**What the exercise asks**
Write out the material exactly, with the pictures left out.

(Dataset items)
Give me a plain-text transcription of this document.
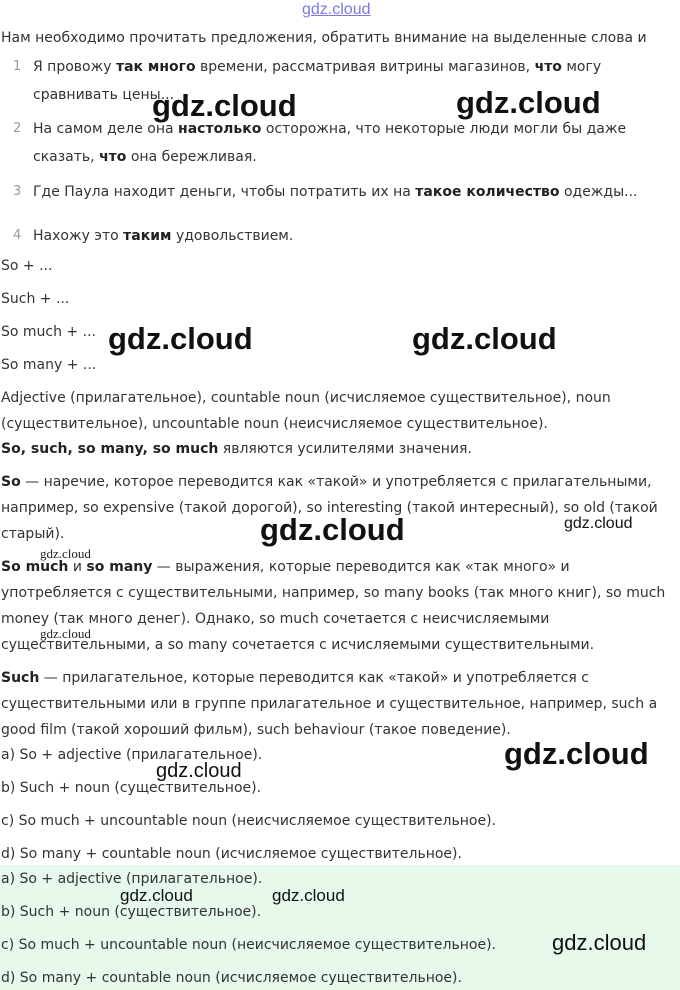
gdz.cloud
Нам необходимо прочитать предложения, обратить внимание на выделенные слова и
1 Я провожу так много времени, рассматривая витрины магазинов, что могу
сравнивать цены...
2 На самом деле она настолько осторожна, что некоторые люди могли бы даже
сказать, что она бережливая.
3 Где Паула находит деньги, чтобы потратить их на такое количество одежды...
4 Нахожу это таким удовольствием.
So + ...
Such + ...
So much + ...
So many + ...
Adjective (прилагательное), countable noun (исчисляемое существительное), noun
(существительное), uncountable noun (неисчисляемое существительное).
So, such, so many, so much являются усилителями значения.
So — наречие, которое переводится как «такой» и употребляется с прилагательными,
например, so expensive (такой дорогой), so interesting (такой интересный), so old (такой
старый).
So much и so many — выражения, которые переводится как «так много» и
употребляется с существительными, например, so many books (так много книг), so much
money (так много денег). Однако, so much сочетается с неисчисляемыми
существительными, а so many сочетается с исчисляемыми существительными.
Such — прилагательное, которые переводится как «такой» и употребляется с
существительными или в группе прилагательное и существительное, например, such a
good film (такой хороший фильм), such behaviour (такое поведение).
a) So + adjective (прилагательное).
b) Such + noun (существительное).
c) So much + uncountable noun (неисчисляемое существительное).
d) So many + countable noun (исчисляемое существительное).
a) So + adjective (прилагательное).
b) Such + noun (существительное).
c) So much + uncountable noun (неисчисляемое существительное).
d) So many + countable noun (исчисляемое существительное).
gdz.cloud	gdz.cloud
gdz.cloud	gdz.cloud
gdz.cloud	gdz.cloud
gdz.cloud
gdz.cloud
gdz.cloud
gdz.cloud
gdz.cloud	gdz.cloud
gdz.cloud
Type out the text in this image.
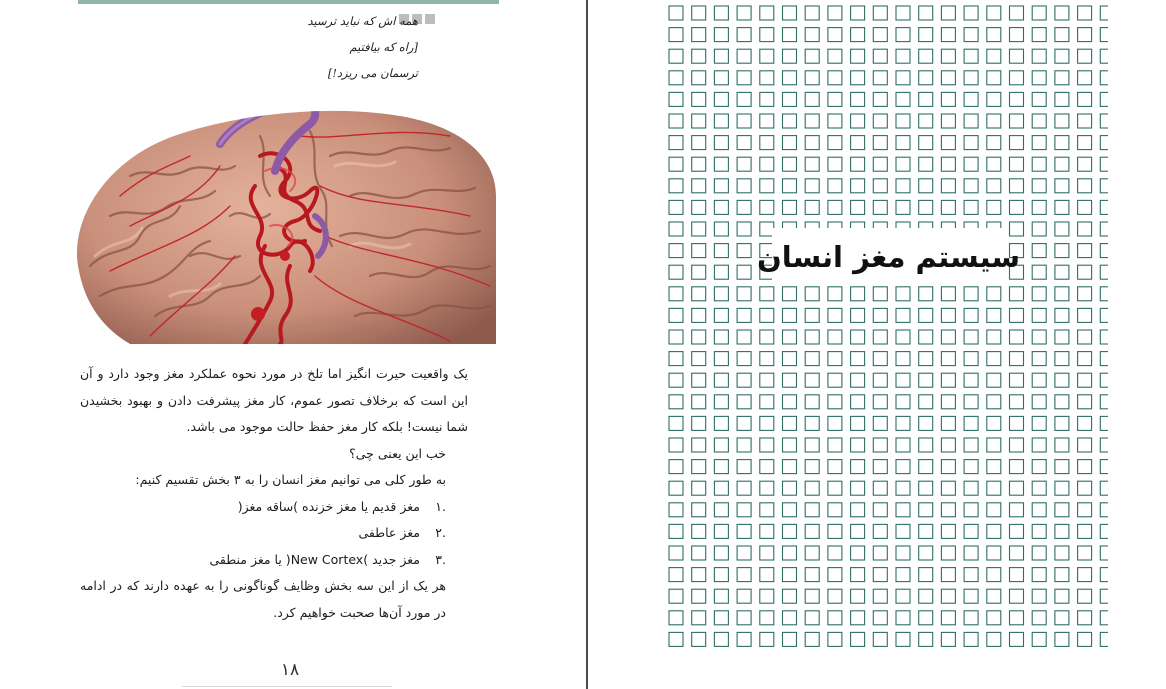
همه اش که نبايد ترسيد
[راه که بيافتيم
ترسمان می ريزد!]

یک واقعیت حیرت انگیز اما تلخ در مورد نحوه عملکرد مغز وجود دارد و آن این است که برخلاف تصور عموم، کار مغز پیشرفت دادن و بهبود بخشیدن شما نیست! بلکه کار مغز حفظ حالت موجود می باشد.

خب این یعنی چی؟

به طور کلی می توانیم مغز انسان را به ۳ بخش تقسیم کنیم:

.۱مغز قدیم یا مغز خزنده )ساقه مغز(
.۲مغز عاطفی
.۳مغز جدید )New Cortex( یا مغز منطقی

هر یک از این سه بخش وظایف گوناگونی را به عهده دارند که در ادامه در مورد آن‌ها صحبت خواهیم کرد.

۱۸
سیستم مغز انسان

**Solution to this task**
Give me a plain-text transcription of this document.
gdz.cloud
Нам необходимо прочитать предложения, обратить внимание на выделенные слова и
1 Я провожу так много времени, рассматривая витрины магазинов, что могу
сравнивать цены...
2 На самом деле она настолько осторожна, что некоторые люди могли бы даже
сказать, что она бережливая.
3 Где Паула находит деньги, чтобы потратить их на такое количество одежды...
4 Нахожу это таким удовольствием.
So + ...
Such + ...
So much + ...
So many + ...
Adjective (прилагательное), countable noun (исчисляемое существительное), noun
(существительное), uncountable noun (неисчисляемое существительное).
So, such, so many, so much являются усилителями значения.
So — наречие, которое переводится как «такой» и употребляется с прилагательными,
например, so expensive (такой дорогой), so interesting (такой интересный), so old (такой
старый).
So much и so many — выражения, которые переводится как «так много» и
употребляется с существительными, например, so many books (так много книг), so much
money (так много денег). Однако, so much сочетается с неисчисляемыми
существительными, а so many сочетается с исчисляемыми существительными.
Such — прилагательное, которые переводится как «такой» и употребляется с
существительными или в группе прилагательное и существительное, например, such a
good film (такой хороший фильм), such behaviour (такое поведение).
a) So + adjective (прилагательное).
b) Such + noun (существительное).
c) So much + uncountable noun (неисчисляемое существительное).
d) So many + countable noun (исчисляемое существительное).
a) So + adjective (прилагательное).
b) Such + noun (существительное).
c) So much + uncountable noun (неисчисляемое существительное).
d) So many + countable noun (исчисляемое существительное).
gdz.cloud	gdz.cloud
gdz.cloud	gdz.cloud
gdz.cloud	gdz.cloud
gdz.cloud
gdz.cloud
gdz.cloud
gdz.cloud
gdz.cloud	gdz.cloud
gdz.cloud
Type out the text in this image.
همه اش که نبايد ترسيد
[راه که بيافتيم
ترسمان می ريزد!]

یک واقعیت حیرت انگیز اما تلخ در مورد نحوه عملکرد مغز وجود دارد و آن این است که برخلاف تصور عموم، کار مغز پیشرفت دادن و بهبود بخشیدن شما نیست! بلکه کار مغز حفظ حالت موجود می باشد.

خب این یعنی چی؟

به طور کلی می توانیم مغز انسان را به ۳ بخش تقسیم کنیم:

.۱مغز قدیم یا مغز خزنده )ساقه مغز(
.۲مغز عاطفی
.۳مغز جدید )New Cortex( یا مغز منطقی

هر یک از این سه بخش وظایف گوناگونی را به عهده دارند که در ادامه در مورد آن‌ها صحبت خواهیم کرد.

۱۸
سیستم مغز انسان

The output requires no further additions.